====== Exercise material
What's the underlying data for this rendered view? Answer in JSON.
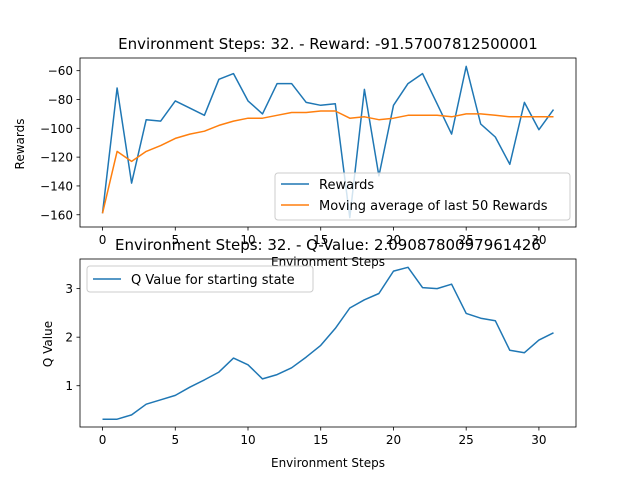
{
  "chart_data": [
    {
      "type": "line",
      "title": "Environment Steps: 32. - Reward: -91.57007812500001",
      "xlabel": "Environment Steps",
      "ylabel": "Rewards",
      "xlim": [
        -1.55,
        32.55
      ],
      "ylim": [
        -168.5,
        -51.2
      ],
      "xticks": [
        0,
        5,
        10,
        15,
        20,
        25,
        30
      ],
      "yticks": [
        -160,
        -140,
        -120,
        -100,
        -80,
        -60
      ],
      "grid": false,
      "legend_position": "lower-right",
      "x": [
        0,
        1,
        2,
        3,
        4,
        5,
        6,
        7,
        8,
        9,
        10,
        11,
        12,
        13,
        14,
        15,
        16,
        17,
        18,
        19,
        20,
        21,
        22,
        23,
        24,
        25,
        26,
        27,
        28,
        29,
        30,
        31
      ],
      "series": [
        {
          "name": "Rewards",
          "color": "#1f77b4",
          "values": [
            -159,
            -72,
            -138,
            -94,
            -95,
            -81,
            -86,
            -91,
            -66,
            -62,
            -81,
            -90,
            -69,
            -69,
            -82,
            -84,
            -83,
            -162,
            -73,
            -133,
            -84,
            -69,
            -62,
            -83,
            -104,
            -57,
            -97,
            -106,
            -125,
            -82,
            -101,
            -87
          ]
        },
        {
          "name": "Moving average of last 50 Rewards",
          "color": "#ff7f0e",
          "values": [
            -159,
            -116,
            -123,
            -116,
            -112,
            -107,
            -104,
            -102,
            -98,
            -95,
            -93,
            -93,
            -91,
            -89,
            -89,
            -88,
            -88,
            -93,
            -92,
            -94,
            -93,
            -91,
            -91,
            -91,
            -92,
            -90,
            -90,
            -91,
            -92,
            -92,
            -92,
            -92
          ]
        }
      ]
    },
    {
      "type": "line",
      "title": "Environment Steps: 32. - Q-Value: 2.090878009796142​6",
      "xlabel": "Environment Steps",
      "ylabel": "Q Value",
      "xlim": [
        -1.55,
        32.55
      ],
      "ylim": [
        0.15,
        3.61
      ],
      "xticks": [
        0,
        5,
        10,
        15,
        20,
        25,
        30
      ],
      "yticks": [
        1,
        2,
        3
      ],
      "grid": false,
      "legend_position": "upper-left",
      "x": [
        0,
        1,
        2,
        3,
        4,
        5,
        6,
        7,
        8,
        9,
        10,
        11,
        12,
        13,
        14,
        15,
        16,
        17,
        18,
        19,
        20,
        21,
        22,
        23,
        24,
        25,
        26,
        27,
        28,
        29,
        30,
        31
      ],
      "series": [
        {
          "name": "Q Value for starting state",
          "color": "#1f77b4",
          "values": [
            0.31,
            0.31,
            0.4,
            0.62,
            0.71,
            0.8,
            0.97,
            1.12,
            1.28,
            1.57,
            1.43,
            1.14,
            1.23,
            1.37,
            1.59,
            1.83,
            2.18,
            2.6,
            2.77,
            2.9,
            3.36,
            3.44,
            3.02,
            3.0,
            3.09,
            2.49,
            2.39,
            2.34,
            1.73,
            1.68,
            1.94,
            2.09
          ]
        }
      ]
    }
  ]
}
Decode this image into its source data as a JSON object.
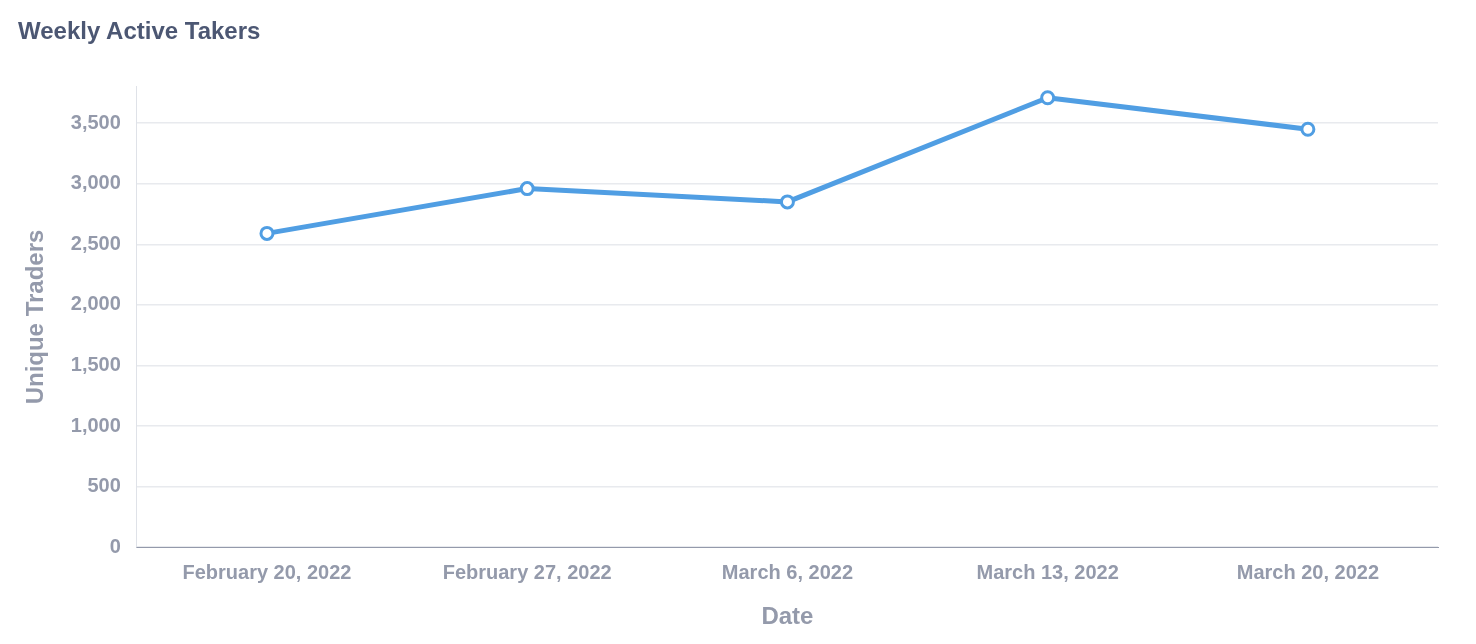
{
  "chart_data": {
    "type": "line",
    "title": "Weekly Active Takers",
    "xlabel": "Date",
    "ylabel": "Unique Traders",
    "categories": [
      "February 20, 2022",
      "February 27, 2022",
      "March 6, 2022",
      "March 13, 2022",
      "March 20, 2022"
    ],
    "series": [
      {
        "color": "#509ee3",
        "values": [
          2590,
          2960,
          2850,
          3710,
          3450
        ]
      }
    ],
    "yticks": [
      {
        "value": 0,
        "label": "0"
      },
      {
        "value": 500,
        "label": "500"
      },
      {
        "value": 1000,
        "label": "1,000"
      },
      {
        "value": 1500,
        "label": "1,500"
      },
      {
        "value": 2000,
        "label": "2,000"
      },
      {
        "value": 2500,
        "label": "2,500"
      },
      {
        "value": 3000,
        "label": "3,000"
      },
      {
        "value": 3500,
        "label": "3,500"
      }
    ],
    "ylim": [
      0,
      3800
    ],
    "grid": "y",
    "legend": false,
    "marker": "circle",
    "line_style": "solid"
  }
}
============
====== Exercise material
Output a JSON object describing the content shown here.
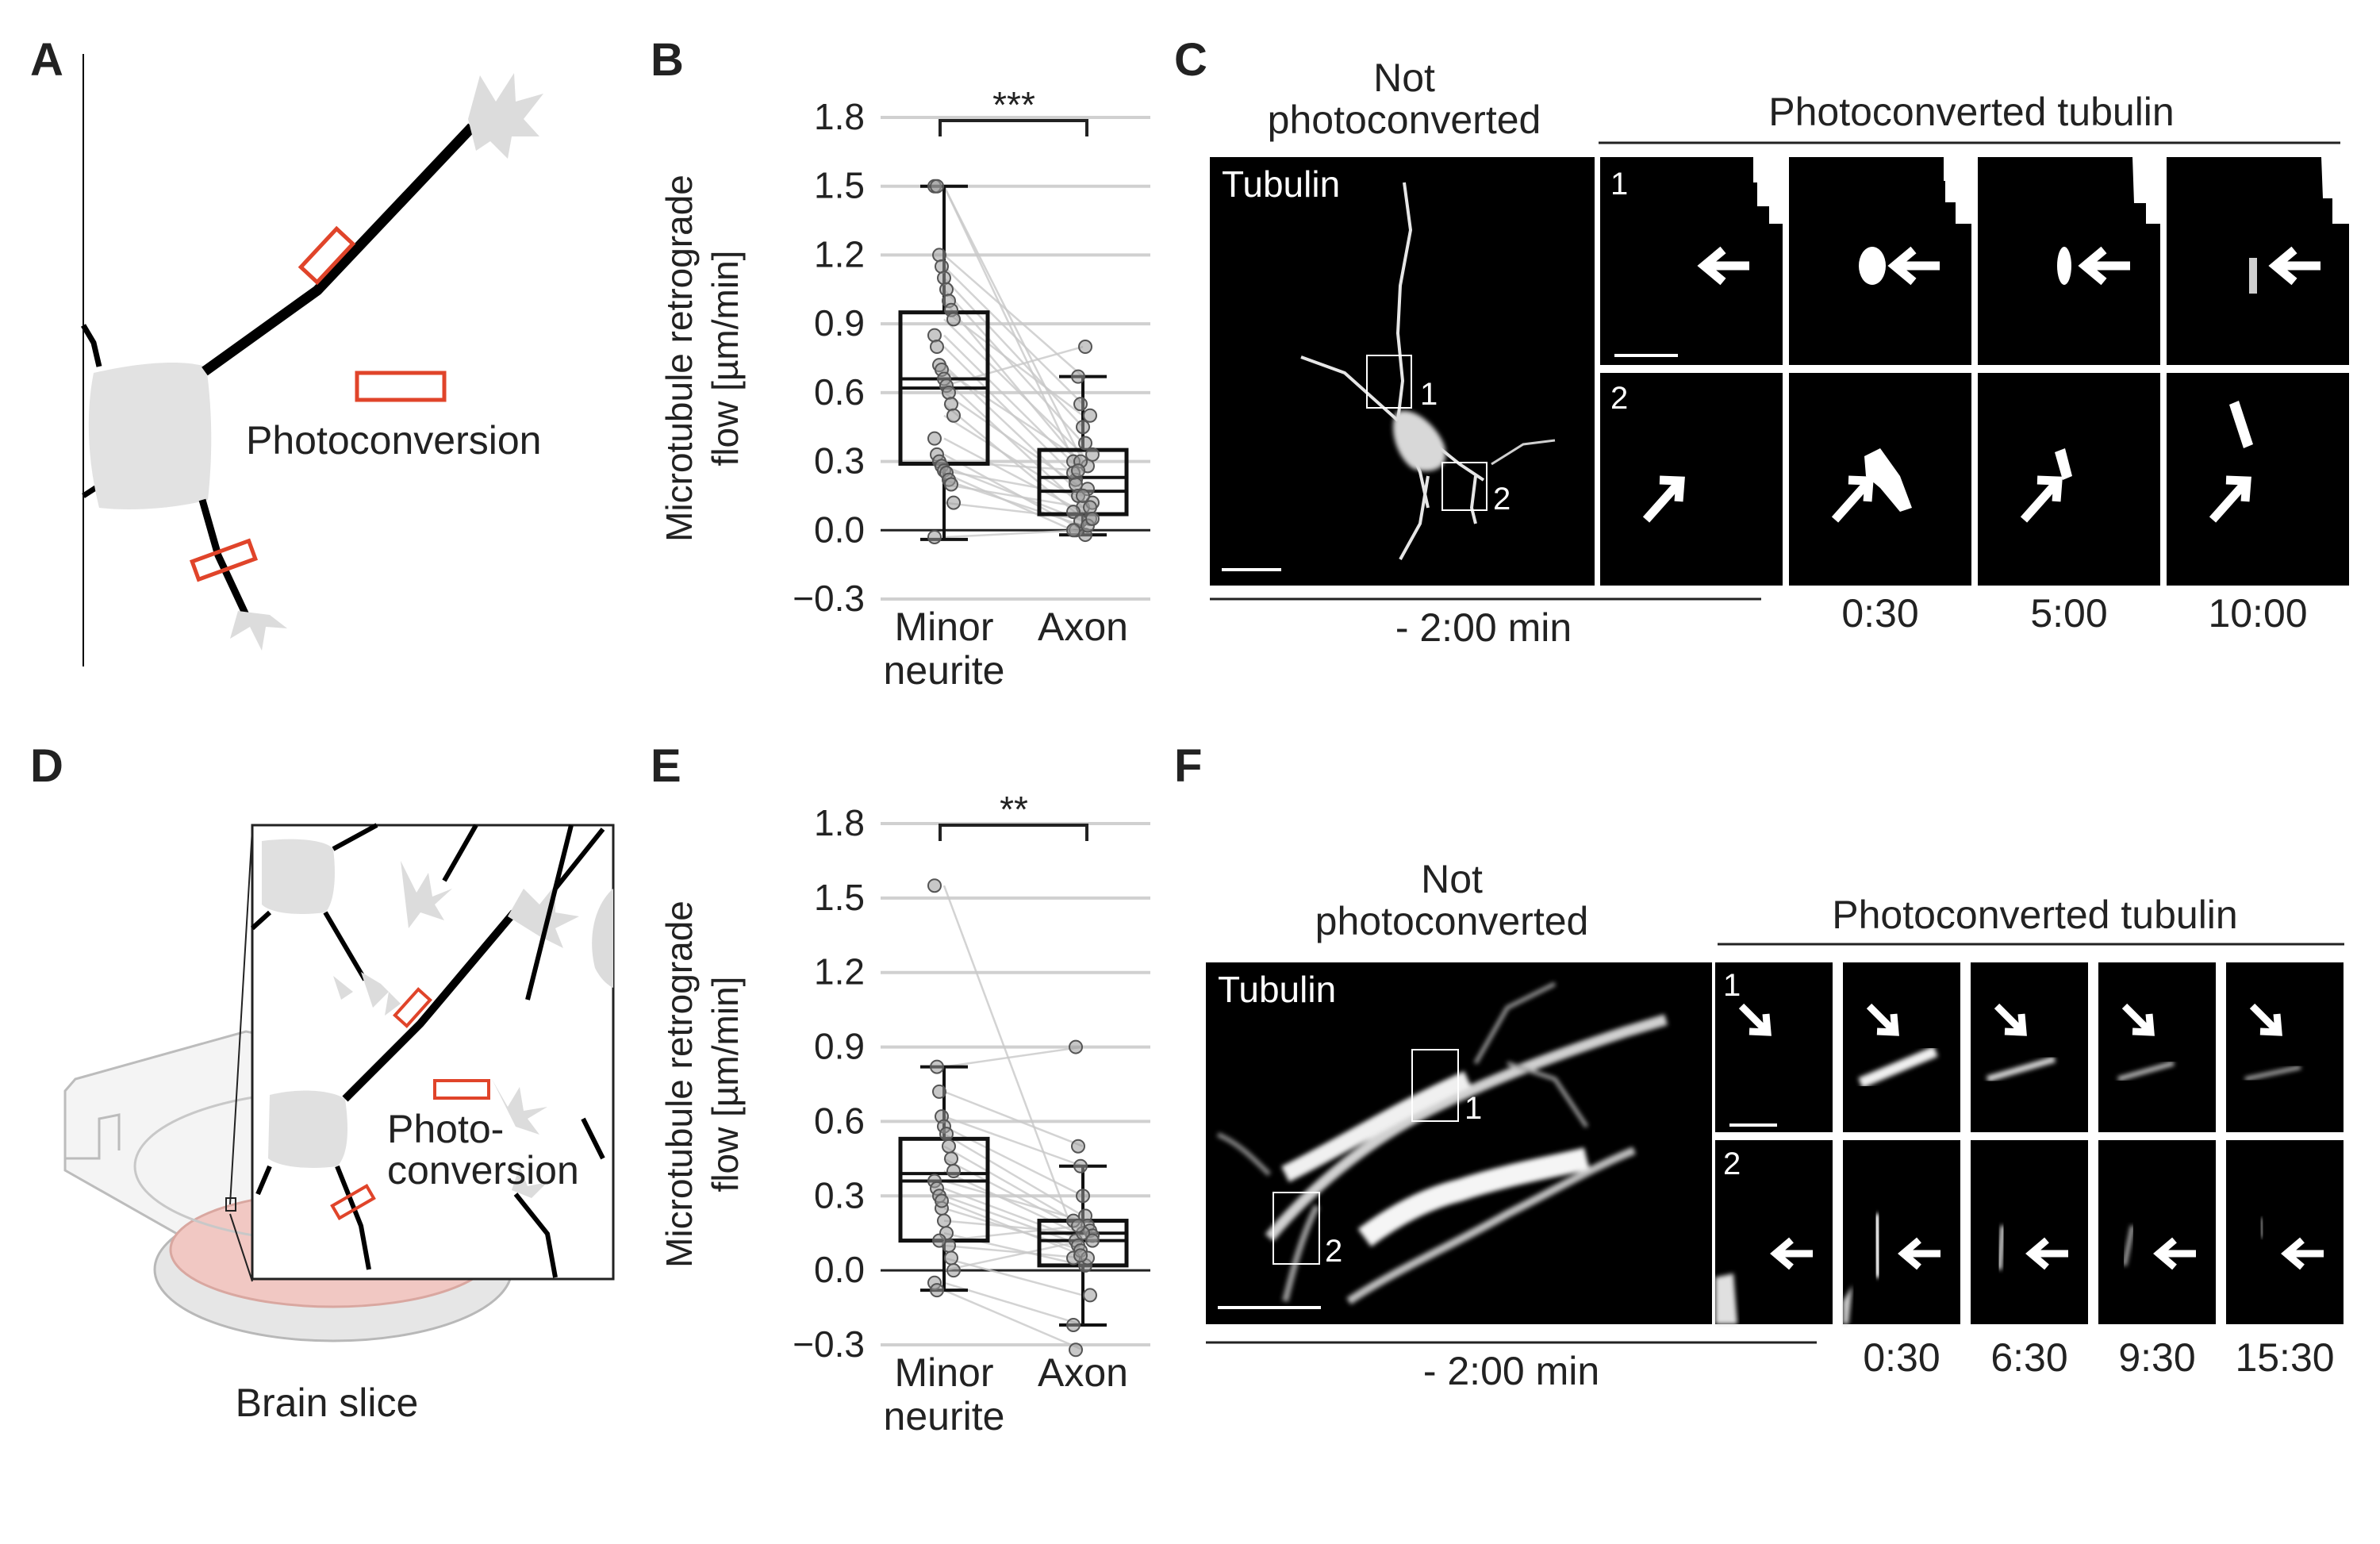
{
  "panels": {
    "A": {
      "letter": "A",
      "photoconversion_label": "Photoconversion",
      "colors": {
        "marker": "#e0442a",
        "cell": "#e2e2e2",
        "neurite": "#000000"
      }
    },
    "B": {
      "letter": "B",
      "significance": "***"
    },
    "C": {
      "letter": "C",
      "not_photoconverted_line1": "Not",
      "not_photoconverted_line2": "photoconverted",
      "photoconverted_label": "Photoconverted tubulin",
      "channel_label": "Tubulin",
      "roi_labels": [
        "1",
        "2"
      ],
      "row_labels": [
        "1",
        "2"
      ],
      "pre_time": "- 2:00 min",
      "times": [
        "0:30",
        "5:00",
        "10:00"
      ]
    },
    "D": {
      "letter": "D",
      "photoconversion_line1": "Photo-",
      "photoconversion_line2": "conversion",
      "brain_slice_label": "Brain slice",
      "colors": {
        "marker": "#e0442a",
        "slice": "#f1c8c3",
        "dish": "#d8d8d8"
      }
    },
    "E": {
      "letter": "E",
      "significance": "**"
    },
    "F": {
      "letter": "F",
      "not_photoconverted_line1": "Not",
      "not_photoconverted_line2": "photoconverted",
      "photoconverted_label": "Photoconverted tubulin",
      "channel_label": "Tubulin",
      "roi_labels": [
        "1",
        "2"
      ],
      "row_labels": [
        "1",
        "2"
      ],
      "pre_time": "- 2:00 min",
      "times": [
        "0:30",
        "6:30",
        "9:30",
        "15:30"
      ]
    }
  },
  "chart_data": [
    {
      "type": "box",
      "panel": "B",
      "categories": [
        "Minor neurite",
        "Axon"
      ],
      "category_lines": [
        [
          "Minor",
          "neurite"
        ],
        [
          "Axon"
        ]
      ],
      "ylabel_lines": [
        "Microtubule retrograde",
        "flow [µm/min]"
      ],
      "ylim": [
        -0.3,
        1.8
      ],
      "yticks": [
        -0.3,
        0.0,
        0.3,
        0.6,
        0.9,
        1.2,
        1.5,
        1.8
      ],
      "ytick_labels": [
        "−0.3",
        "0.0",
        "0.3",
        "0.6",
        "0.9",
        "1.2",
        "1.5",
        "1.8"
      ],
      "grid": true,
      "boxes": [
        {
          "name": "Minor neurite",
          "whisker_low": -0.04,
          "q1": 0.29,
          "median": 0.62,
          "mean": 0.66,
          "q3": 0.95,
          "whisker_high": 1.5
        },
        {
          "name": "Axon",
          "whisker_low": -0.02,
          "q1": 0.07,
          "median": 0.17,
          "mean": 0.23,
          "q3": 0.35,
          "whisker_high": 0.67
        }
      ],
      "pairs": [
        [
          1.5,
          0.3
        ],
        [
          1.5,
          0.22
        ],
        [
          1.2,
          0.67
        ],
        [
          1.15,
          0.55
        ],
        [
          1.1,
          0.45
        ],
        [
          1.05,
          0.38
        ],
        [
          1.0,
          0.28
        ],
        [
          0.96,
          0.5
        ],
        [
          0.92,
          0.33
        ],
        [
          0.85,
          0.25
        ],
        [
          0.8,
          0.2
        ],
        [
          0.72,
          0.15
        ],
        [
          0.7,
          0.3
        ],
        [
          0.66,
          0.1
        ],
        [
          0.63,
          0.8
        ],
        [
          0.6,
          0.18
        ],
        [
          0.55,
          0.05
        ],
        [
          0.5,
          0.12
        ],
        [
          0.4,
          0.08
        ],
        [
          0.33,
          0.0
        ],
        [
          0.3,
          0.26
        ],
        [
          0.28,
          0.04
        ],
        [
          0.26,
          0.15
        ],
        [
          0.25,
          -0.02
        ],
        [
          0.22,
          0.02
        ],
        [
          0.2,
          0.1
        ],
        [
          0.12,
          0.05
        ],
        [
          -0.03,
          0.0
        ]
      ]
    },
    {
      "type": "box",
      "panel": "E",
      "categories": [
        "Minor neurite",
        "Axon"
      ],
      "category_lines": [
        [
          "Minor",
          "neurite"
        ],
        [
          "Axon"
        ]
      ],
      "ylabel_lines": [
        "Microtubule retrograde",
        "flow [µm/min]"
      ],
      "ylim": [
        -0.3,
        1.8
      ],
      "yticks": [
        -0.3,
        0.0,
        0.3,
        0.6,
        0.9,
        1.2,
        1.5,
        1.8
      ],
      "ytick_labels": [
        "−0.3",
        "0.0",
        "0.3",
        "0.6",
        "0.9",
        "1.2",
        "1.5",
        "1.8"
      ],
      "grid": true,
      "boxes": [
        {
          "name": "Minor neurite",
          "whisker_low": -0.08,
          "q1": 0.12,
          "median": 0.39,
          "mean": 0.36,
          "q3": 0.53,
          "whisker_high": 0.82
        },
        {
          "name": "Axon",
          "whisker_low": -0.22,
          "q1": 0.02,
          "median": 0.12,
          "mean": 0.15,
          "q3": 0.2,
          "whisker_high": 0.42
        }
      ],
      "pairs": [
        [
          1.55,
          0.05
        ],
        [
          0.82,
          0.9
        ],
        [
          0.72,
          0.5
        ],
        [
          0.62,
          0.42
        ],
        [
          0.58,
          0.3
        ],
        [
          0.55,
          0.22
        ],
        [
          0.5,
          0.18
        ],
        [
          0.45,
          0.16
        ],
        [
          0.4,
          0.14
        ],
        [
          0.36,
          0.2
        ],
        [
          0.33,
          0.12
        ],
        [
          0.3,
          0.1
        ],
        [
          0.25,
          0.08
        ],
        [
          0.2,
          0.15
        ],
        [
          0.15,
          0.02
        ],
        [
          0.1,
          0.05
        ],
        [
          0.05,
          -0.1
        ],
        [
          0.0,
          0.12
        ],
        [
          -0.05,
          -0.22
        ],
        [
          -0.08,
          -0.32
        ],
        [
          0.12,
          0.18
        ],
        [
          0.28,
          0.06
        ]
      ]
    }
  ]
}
============
====== Exercise material
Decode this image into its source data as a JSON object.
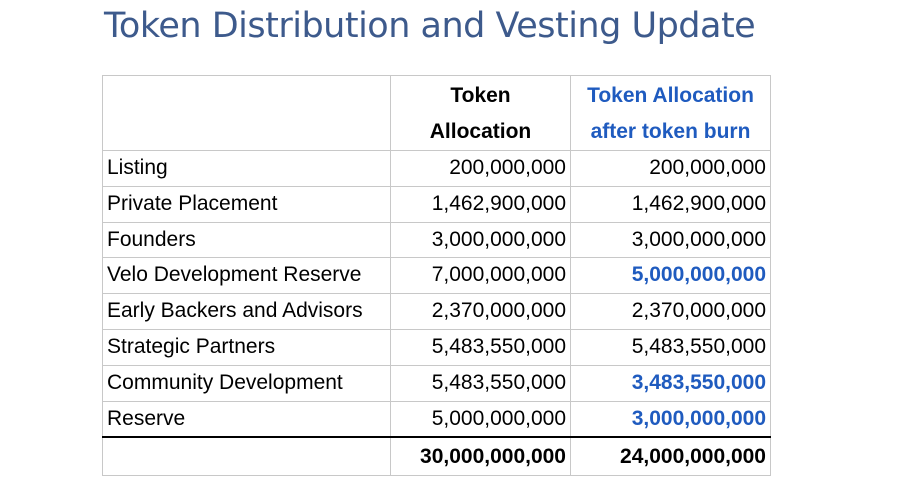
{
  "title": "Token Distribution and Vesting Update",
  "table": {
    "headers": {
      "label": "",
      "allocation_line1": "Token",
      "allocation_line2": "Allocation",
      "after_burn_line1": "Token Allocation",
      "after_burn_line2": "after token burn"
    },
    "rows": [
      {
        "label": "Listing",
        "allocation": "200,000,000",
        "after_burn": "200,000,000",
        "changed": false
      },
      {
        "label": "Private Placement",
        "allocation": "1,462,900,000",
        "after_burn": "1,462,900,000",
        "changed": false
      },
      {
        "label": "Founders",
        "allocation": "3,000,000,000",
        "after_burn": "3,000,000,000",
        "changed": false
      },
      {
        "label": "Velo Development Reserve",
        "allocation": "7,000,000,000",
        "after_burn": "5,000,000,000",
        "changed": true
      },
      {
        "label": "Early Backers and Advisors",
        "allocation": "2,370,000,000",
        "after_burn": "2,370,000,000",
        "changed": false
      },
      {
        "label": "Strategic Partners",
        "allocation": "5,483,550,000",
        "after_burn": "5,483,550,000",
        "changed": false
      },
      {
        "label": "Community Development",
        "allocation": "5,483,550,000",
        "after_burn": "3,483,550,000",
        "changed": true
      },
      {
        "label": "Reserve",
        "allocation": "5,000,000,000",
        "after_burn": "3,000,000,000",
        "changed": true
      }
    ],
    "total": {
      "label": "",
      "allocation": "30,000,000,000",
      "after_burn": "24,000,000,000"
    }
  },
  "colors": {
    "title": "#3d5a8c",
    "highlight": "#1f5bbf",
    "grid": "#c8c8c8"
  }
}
============
#### Task to carry out
Report each line in the preceding entries that holds the string "March".

#### Written response
      "March 6, 2022",
      "March 13, 2022",
      "March 20, 2022"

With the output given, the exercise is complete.